- _WRITTEN TASK_: Read the listing below and copy out every line that holds "Подробнее".

- _MATERIAL SUPPLIED_:
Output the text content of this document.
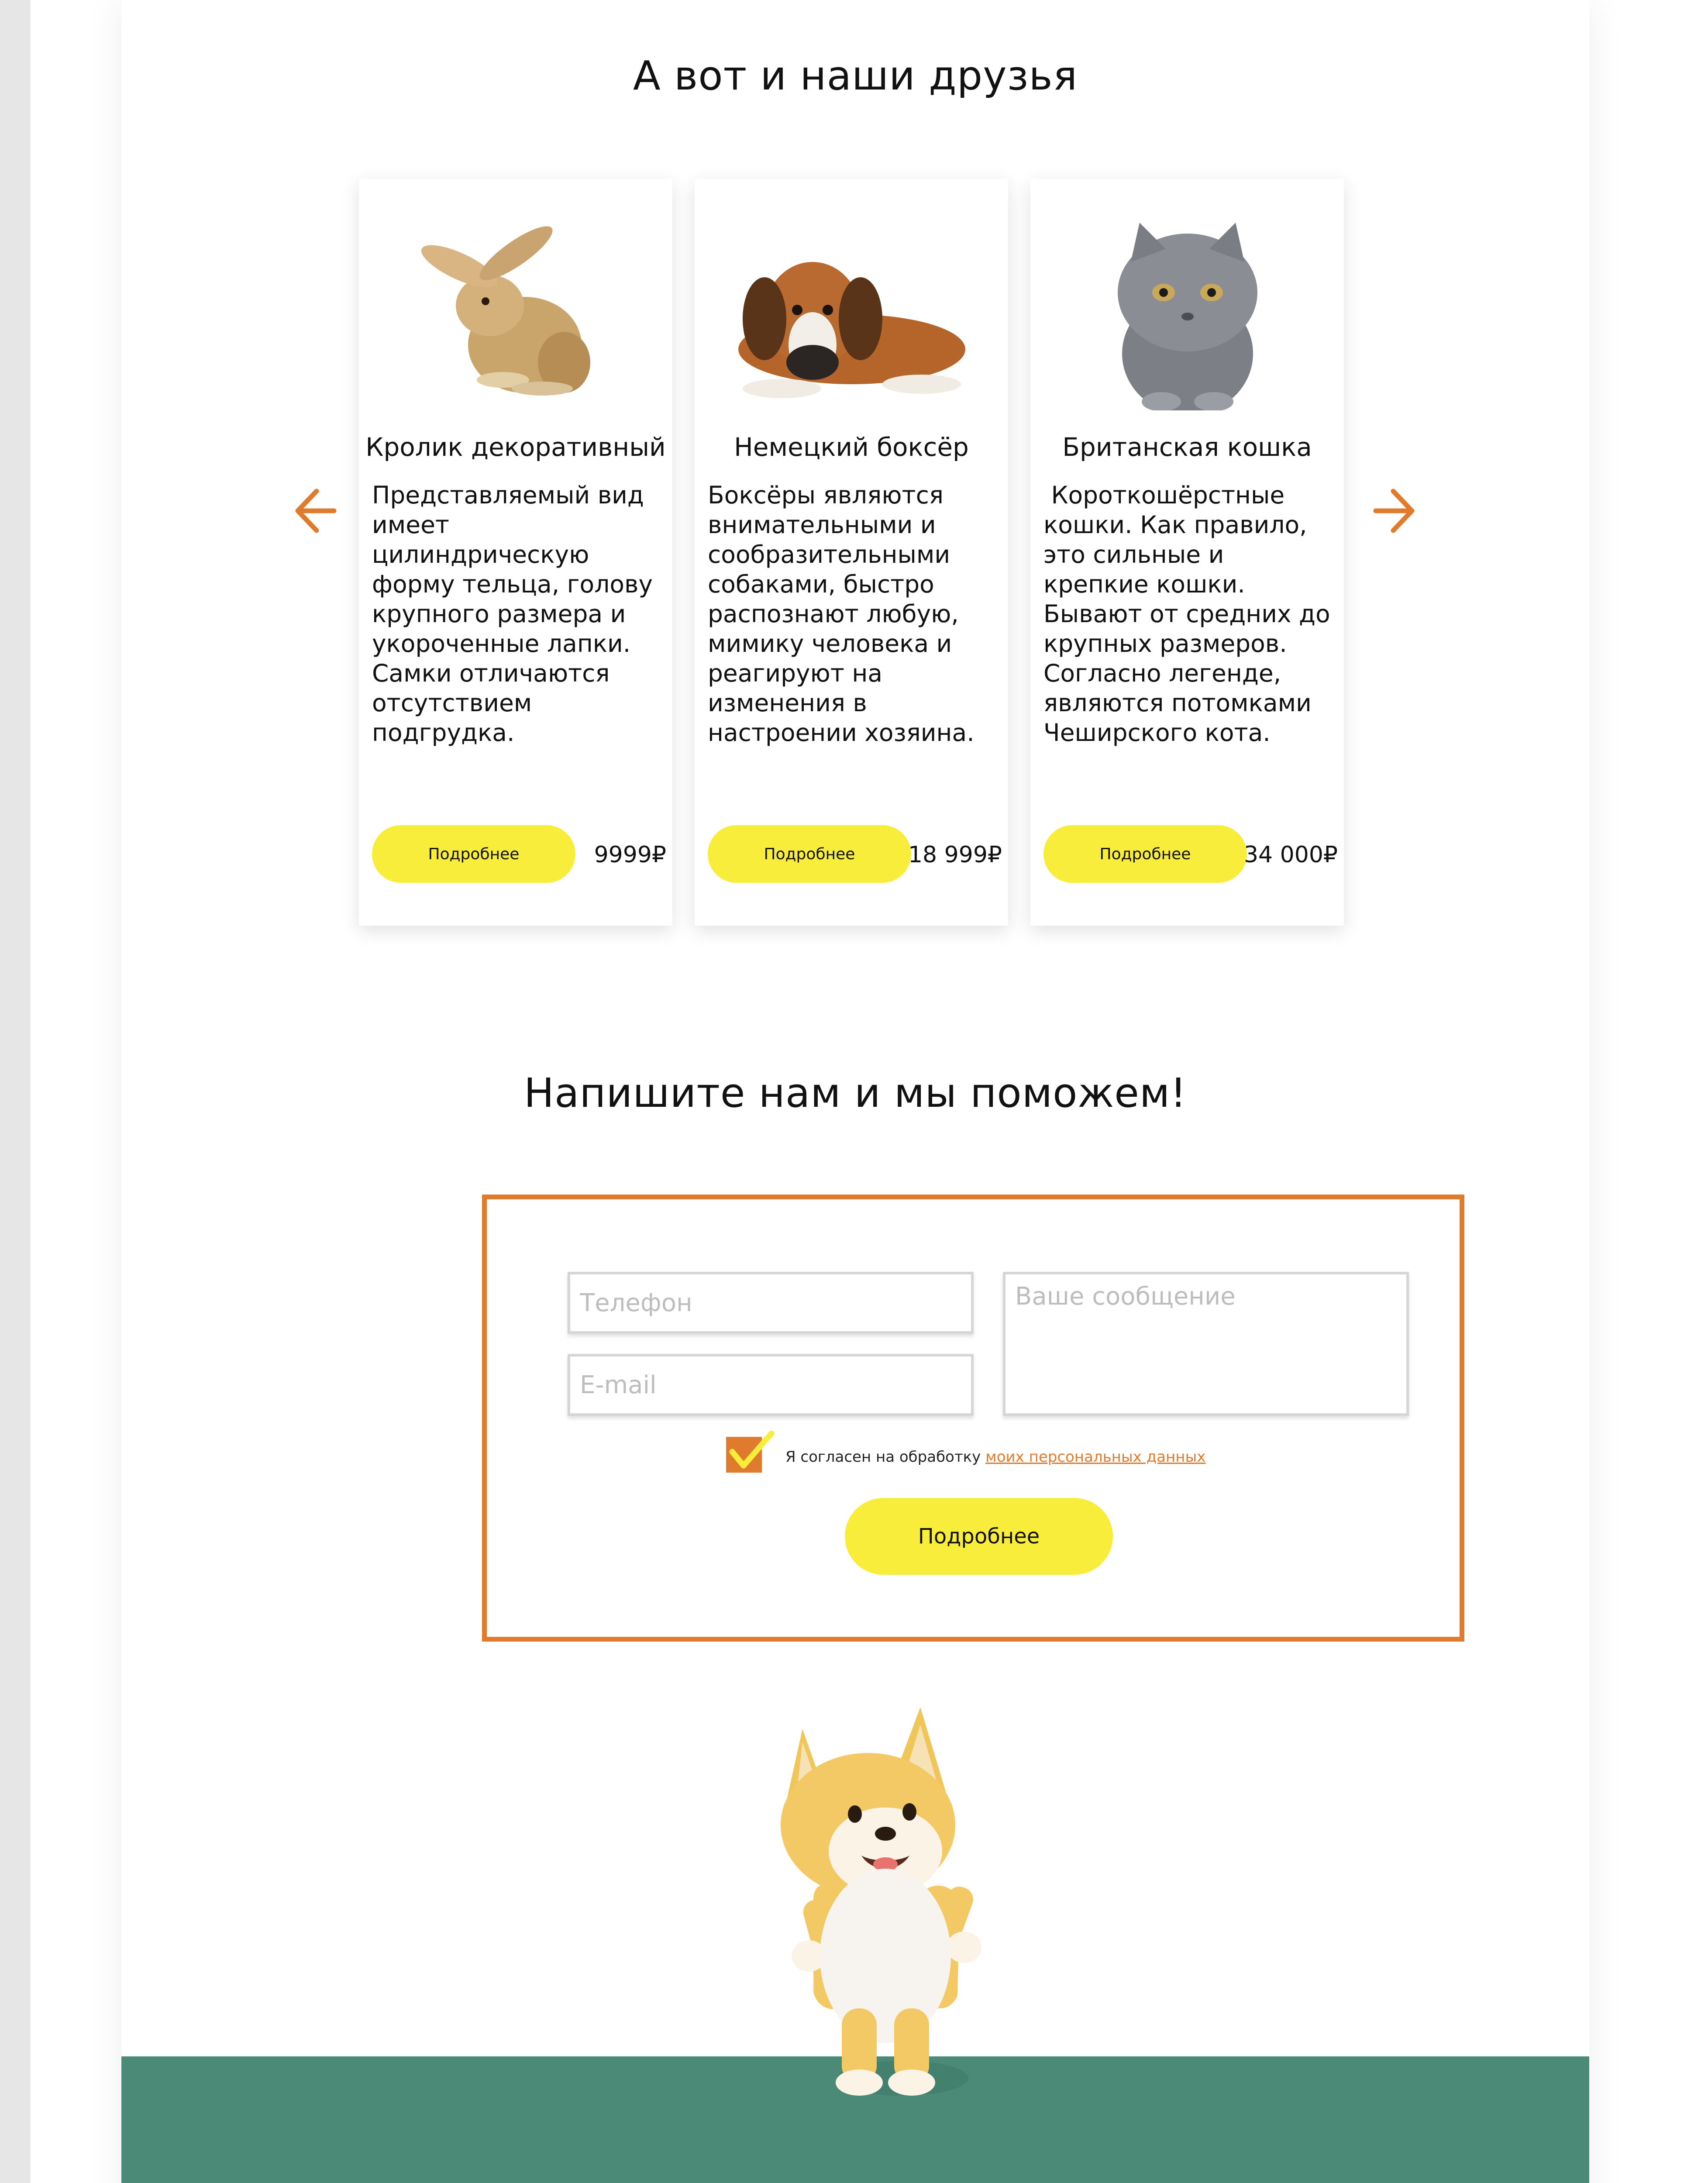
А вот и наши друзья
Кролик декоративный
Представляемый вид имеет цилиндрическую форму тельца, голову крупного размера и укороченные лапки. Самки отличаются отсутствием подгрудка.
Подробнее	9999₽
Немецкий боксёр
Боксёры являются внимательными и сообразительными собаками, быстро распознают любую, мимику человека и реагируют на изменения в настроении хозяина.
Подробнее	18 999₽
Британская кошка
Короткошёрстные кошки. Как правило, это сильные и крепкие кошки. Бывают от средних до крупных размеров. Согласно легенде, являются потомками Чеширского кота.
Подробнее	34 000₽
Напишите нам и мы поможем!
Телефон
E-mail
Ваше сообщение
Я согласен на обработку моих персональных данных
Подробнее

- _ANSWER BELOW_:
Подробнее	9999₽
Подробнее	18 999₽
Подробнее	34 000₽
Подробнее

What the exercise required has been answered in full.